Given records
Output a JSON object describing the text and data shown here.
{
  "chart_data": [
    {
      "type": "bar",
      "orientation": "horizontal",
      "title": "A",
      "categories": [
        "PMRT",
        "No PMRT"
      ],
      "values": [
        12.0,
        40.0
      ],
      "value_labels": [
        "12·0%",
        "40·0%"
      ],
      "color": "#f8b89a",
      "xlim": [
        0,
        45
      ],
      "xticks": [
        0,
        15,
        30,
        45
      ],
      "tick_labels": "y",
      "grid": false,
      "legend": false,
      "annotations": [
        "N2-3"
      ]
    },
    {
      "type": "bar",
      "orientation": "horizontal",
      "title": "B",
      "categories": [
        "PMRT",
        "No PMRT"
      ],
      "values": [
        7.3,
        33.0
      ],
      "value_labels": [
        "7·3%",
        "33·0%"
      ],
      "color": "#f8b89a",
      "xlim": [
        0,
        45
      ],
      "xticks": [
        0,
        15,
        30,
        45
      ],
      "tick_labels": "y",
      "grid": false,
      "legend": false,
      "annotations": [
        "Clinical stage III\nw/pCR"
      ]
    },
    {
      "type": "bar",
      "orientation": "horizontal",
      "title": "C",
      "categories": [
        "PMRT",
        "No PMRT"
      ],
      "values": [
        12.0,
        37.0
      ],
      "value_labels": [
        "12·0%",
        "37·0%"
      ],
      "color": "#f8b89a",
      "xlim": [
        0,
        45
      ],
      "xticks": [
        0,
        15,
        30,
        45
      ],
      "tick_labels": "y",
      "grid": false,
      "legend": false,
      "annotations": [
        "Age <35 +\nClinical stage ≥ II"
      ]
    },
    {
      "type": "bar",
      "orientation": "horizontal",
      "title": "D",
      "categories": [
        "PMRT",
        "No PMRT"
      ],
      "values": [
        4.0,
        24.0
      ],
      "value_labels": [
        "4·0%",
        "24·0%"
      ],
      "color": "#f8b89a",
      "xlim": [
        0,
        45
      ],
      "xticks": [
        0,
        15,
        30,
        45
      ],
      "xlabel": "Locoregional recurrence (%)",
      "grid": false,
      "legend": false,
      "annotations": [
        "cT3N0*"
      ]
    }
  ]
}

Exercise description
Give the entries once more, exactly as they appear.

Task result
Output a JSON object describing the text and data shown here.
{
  "chart_data": [
    {
      "type": "bar",
      "orientation": "horizontal",
      "title": "A",
      "categories": [
        "PMRT",
        "No PMRT"
      ],
      "values": [
        12.0,
        40.0
      ],
      "value_labels": [
        "12·0%",
        "40·0%"
      ],
      "color": "#f8b89a",
      "xlim": [
        0,
        45
      ],
      "xticks": [
        0,
        15,
        30,
        45
      ],
      "tick_labels": "y",
      "grid": false,
      "legend": false,
      "annotations": [
        "N2-3"
      ]
    },
    {
      "type": "bar",
      "orientation": "horizontal",
      "title": "B",
      "categories": [
        "PMRT",
        "No PMRT"
      ],
      "values": [
        7.3,
        33.0
      ],
      "value_labels": [
        "7·3%",
        "33·0%"
      ],
      "color": "#f8b89a",
      "xlim": [
        0,
        45
      ],
      "xticks": [
        0,
        15,
        30,
        45
      ],
      "tick_labels": "y",
      "grid": false,
      "legend": false,
      "annotations": [
        "Clinical stage III\nw/pCR"
      ]
    },
    {
      "type": "bar",
      "orientation": "horizontal",
      "title": "C",
      "categories": [
        "PMRT",
        "No PMRT"
      ],
      "values": [
        12.0,
        37.0
      ],
      "value_labels": [
        "12·0%",
        "37·0%"
      ],
      "color": "#f8b89a",
      "xlim": [
        0,
        45
      ],
      "xticks": [
        0,
        15,
        30,
        45
      ],
      "tick_labels": "y",
      "grid": false,
      "legend": false,
      "annotations": [
        "Age <35 +\nClinical stage ≥ II"
      ]
    },
    {
      "type": "bar",
      "orientation": "horizontal",
      "title": "D",
      "categories": [
        "PMRT",
        "No PMRT"
      ],
      "values": [
        4.0,
        24.0
      ],
      "value_labels": [
        "4·0%",
        "24·0%"
      ],
      "color": "#f8b89a",
      "xlim": [
        0,
        45
      ],
      "xticks": [
        0,
        15,
        30,
        45
      ],
      "xlabel": "Locoregional recurrence (%)",
      "grid": false,
      "legend": false,
      "annotations": [
        "cT3N0*"
      ]
    }
  ]
}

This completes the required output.